### [Requirements]
Extract the listing in its entirety, keeping each line identical to the original.

### [Task material]

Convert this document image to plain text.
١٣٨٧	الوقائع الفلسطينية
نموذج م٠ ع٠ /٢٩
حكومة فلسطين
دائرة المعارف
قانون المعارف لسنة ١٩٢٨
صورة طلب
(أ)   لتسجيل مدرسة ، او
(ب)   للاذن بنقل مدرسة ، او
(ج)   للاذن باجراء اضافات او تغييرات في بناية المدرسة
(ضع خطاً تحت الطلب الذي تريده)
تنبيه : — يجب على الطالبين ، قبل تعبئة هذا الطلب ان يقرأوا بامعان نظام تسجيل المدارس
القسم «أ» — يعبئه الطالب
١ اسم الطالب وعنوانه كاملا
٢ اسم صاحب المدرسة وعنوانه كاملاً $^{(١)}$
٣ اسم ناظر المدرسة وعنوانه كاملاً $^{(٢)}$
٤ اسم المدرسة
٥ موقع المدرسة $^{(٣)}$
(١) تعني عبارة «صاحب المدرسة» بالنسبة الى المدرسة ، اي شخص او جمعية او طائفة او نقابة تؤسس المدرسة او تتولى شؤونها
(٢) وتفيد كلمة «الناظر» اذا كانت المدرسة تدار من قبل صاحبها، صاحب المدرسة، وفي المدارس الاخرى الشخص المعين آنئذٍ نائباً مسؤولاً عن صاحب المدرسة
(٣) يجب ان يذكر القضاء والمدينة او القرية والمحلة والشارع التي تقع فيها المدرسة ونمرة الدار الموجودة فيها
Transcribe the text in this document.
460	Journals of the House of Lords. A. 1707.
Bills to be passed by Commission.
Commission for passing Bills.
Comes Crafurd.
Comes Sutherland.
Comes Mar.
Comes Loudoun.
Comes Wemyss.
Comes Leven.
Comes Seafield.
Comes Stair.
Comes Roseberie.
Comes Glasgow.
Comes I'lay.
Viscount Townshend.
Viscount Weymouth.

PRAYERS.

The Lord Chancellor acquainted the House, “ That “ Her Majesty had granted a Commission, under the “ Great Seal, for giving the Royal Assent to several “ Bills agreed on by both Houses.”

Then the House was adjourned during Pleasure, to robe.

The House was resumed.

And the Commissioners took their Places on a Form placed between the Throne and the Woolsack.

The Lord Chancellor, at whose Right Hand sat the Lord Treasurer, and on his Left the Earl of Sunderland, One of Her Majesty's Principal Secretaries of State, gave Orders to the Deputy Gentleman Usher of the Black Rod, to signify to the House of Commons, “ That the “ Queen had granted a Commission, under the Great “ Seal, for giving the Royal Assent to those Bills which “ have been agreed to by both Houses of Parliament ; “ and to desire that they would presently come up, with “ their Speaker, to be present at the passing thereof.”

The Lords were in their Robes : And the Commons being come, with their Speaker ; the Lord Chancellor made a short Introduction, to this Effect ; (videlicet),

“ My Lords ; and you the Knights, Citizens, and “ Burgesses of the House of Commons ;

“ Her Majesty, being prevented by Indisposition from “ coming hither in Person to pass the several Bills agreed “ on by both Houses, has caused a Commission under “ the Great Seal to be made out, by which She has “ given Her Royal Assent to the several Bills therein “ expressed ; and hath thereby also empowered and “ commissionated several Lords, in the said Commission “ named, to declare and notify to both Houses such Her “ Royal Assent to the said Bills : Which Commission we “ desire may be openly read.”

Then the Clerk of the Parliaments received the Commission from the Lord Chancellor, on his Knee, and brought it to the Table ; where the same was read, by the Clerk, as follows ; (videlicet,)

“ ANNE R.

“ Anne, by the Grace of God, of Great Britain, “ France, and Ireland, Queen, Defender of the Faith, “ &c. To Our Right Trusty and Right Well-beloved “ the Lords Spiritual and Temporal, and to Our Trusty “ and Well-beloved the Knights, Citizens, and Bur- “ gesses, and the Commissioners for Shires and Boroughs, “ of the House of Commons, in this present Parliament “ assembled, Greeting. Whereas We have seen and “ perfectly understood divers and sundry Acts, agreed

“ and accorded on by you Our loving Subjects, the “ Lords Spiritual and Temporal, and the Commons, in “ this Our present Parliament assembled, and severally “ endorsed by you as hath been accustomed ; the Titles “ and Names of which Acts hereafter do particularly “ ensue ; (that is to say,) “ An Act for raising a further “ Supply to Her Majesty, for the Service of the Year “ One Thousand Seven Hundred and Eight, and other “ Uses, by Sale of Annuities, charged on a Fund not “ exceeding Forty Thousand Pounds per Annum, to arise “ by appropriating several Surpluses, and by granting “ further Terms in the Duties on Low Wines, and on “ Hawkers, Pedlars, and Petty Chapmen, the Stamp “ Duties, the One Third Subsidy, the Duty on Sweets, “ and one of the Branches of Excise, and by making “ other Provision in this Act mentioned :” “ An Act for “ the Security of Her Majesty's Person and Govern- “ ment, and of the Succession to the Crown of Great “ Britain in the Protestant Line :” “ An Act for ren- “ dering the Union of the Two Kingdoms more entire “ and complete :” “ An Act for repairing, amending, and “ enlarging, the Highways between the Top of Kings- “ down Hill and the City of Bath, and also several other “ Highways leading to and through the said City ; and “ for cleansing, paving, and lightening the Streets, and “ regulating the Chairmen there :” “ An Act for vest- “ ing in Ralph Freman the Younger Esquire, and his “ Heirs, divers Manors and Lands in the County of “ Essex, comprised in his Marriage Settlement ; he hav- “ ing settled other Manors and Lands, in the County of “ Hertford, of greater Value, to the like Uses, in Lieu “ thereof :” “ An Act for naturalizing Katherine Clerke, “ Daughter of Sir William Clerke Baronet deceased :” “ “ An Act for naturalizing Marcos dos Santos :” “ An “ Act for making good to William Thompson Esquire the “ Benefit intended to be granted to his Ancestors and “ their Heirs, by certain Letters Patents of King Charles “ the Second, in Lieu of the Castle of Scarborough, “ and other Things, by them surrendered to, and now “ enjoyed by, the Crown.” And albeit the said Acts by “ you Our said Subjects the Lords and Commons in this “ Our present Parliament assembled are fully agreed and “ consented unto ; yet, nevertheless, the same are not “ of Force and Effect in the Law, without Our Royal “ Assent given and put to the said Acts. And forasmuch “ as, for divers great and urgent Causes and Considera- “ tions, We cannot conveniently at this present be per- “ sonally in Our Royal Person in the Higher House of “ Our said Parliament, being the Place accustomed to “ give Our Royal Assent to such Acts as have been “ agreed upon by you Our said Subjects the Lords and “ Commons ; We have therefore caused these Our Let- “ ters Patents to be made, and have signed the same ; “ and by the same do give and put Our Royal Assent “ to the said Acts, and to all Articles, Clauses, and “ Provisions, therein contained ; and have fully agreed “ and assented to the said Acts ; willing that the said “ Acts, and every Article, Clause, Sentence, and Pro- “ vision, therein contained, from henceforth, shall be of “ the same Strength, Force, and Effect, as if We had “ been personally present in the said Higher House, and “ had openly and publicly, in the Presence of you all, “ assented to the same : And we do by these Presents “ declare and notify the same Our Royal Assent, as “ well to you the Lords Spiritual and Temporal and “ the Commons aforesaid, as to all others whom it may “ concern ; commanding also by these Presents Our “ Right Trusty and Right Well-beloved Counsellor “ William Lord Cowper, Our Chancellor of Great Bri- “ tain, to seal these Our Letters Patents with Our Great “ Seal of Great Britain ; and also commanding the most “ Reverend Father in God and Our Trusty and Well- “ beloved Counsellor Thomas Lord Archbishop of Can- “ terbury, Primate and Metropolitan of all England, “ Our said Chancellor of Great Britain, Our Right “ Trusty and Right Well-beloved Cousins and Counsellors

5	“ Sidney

### [Full response]
Convert this document image to plain text.
١٣٨٧	الوقائع الفلسطينية
نموذج م٠ ع٠ /٢٩
حكومة فلسطين
دائرة المعارف
قانون المعارف لسنة ١٩٢٨
صورة طلب
(أ)   لتسجيل مدرسة ، او
(ب)   للاذن بنقل مدرسة ، او
(ج)   للاذن باجراء اضافات او تغييرات في بناية المدرسة
(ضع خطاً تحت الطلب الذي تريده)
تنبيه : — يجب على الطالبين ، قبل تعبئة هذا الطلب ان يقرأوا بامعان نظام تسجيل المدارس
القسم «أ» — يعبئه الطالب
١ اسم الطالب وعنوانه كاملا
٢ اسم صاحب المدرسة وعنوانه كاملاً $^{(١)}$
٣ اسم ناظر المدرسة وعنوانه كاملاً $^{(٢)}$
٤ اسم المدرسة
٥ موقع المدرسة $^{(٣)}$
(١) تعني عبارة «صاحب المدرسة» بالنسبة الى المدرسة ، اي شخص او جمعية او طائفة او نقابة تؤسس المدرسة او تتولى شؤونها
(٢) وتفيد كلمة «الناظر» اذا كانت المدرسة تدار من قبل صاحبها، صاحب المدرسة، وفي المدارس الاخرى الشخص المعين آنئذٍ نائباً مسؤولاً عن صاحب المدرسة
(٣) يجب ان يذكر القضاء والمدينة او القرية والمحلة والشارع التي تقع فيها المدرسة ونمرة الدار الموجودة فيها
Transcribe the text in this document.
460	Journals of the House of Lords. A. 1707.
Bills to be passed by Commission.
Commission for passing Bills.
Comes Crafurd.
Comes Sutherland.
Comes Mar.
Comes Loudoun.
Comes Wemyss.
Comes Leven.
Comes Seafield.
Comes Stair.
Comes Roseberie.
Comes Glasgow.
Comes I'lay.
Viscount Townshend.
Viscount Weymouth.

PRAYERS.

The Lord Chancellor acquainted the House, “ That “ Her Majesty had granted a Commission, under the “ Great Seal, for giving the Royal Assent to several “ Bills agreed on by both Houses.”

Then the House was adjourned during Pleasure, to robe.

The House was resumed.

And the Commissioners took their Places on a Form placed between the Throne and the Woolsack.

The Lord Chancellor, at whose Right Hand sat the Lord Treasurer, and on his Left the Earl of Sunderland, One of Her Majesty's Principal Secretaries of State, gave Orders to the Deputy Gentleman Usher of the Black Rod, to signify to the House of Commons, “ That the “ Queen had granted a Commission, under the Great “ Seal, for giving the Royal Assent to those Bills which “ have been agreed to by both Houses of Parliament ; “ and to desire that they would presently come up, with “ their Speaker, to be present at the passing thereof.”

The Lords were in their Robes : And the Commons being come, with their Speaker ; the Lord Chancellor made a short Introduction, to this Effect ; (videlicet),

“ My Lords ; and you the Knights, Citizens, and “ Burgesses of the House of Commons ;

“ Her Majesty, being prevented by Indisposition from “ coming hither in Person to pass the several Bills agreed “ on by both Houses, has caused a Commission under “ the Great Seal to be made out, by which She has “ given Her Royal Assent to the several Bills therein “ expressed ; and hath thereby also empowered and “ commissionated several Lords, in the said Commission “ named, to declare and notify to both Houses such Her “ Royal Assent to the said Bills : Which Commission we “ desire may be openly read.”

Then the Clerk of the Parliaments received the Commission from the Lord Chancellor, on his Knee, and brought it to the Table ; where the same was read, by the Clerk, as follows ; (videlicet,)

“ ANNE R.

“ Anne, by the Grace of God, of Great Britain, “ France, and Ireland, Queen, Defender of the Faith, “ &c. To Our Right Trusty and Right Well-beloved “ the Lords Spiritual and Temporal, and to Our Trusty “ and Well-beloved the Knights, Citizens, and Bur- “ gesses, and the Commissioners for Shires and Boroughs, “ of the House of Commons, in this present Parliament “ assembled, Greeting. Whereas We have seen and “ perfectly understood divers and sundry Acts, agreed

“ and accorded on by you Our loving Subjects, the “ Lords Spiritual and Temporal, and the Commons, in “ this Our present Parliament assembled, and severally “ endorsed by you as hath been accustomed ; the Titles “ and Names of which Acts hereafter do particularly “ ensue ; (that is to say,) “ An Act for raising a further “ Supply to Her Majesty, for the Service of the Year “ One Thousand Seven Hundred and Eight, and other “ Uses, by Sale of Annuities, charged on a Fund not “ exceeding Forty Thousand Pounds per Annum, to arise “ by appropriating several Surpluses, and by granting “ further Terms in the Duties on Low Wines, and on “ Hawkers, Pedlars, and Petty Chapmen, the Stamp “ Duties, the One Third Subsidy, the Duty on Sweets, “ and one of the Branches of Excise, and by making “ other Provision in this Act mentioned :” “ An Act for “ the Security of Her Majesty's Person and Govern- “ ment, and of the Succession to the Crown of Great “ Britain in the Protestant Line :” “ An Act for ren- “ dering the Union of the Two Kingdoms more entire “ and complete :” “ An Act for repairing, amending, and “ enlarging, the Highways between the Top of Kings- “ down Hill and the City of Bath, and also several other “ Highways leading to and through the said City ; and “ for cleansing, paving, and lightening the Streets, and “ regulating the Chairmen there :” “ An Act for vest- “ ing in Ralph Freman the Younger Esquire, and his “ Heirs, divers Manors and Lands in the County of “ Essex, comprised in his Marriage Settlement ; he hav- “ ing settled other Manors and Lands, in the County of “ Hertford, of greater Value, to the like Uses, in Lieu “ thereof :” “ An Act for naturalizing Katherine Clerke, “ Daughter of Sir William Clerke Baronet deceased :” “ “ An Act for naturalizing Marcos dos Santos :” “ An “ Act for making good to William Thompson Esquire the “ Benefit intended to be granted to his Ancestors and “ their Heirs, by certain Letters Patents of King Charles “ the Second, in Lieu of the Castle of Scarborough, “ and other Things, by them surrendered to, and now “ enjoyed by, the Crown.” And albeit the said Acts by “ you Our said Subjects the Lords and Commons in this “ Our present Parliament assembled are fully agreed and “ consented unto ; yet, nevertheless, the same are not “ of Force and Effect in the Law, without Our Royal “ Assent given and put to the said Acts. And forasmuch “ as, for divers great and urgent Causes and Considera- “ tions, We cannot conveniently at this present be per- “ sonally in Our Royal Person in the Higher House of “ Our said Parliament, being the Place accustomed to “ give Our Royal Assent to such Acts as have been “ agreed upon by you Our said Subjects the Lords and “ Commons ; We have therefore caused these Our Let- “ ters Patents to be made, and have signed the same ; “ and by the same do give and put Our Royal Assent “ to the said Acts, and to all Articles, Clauses, and “ Provisions, therein contained ; and have fully agreed “ and assented to the said Acts ; willing that the said “ Acts, and every Article, Clause, Sentence, and Pro- “ vision, therein contained, from henceforth, shall be of “ the same Strength, Force, and Effect, as if We had “ been personally present in the said Higher House, and “ had openly and publicly, in the Presence of you all, “ assented to the same : And we do by these Presents “ declare and notify the same Our Royal Assent, as “ well to you the Lords Spiritual and Temporal and “ the Commons aforesaid, as to all others whom it may “ concern ; commanding also by these Presents Our “ Right Trusty and Right Well-beloved Counsellor “ William Lord Cowper, Our Chancellor of Great Bri- “ tain, to seal these Our Letters Patents with Our Great “ Seal of Great Britain ; and also commanding the most “ Reverend Father in God and Our Trusty and Well- “ beloved Counsellor Thomas Lord Archbishop of Can- “ terbury, Primate and Metropolitan of all England, “ Our said Chancellor of Great Britain, Our Right “ Trusty and Right Well-beloved Cousins and Counsellors

5	“ Sidney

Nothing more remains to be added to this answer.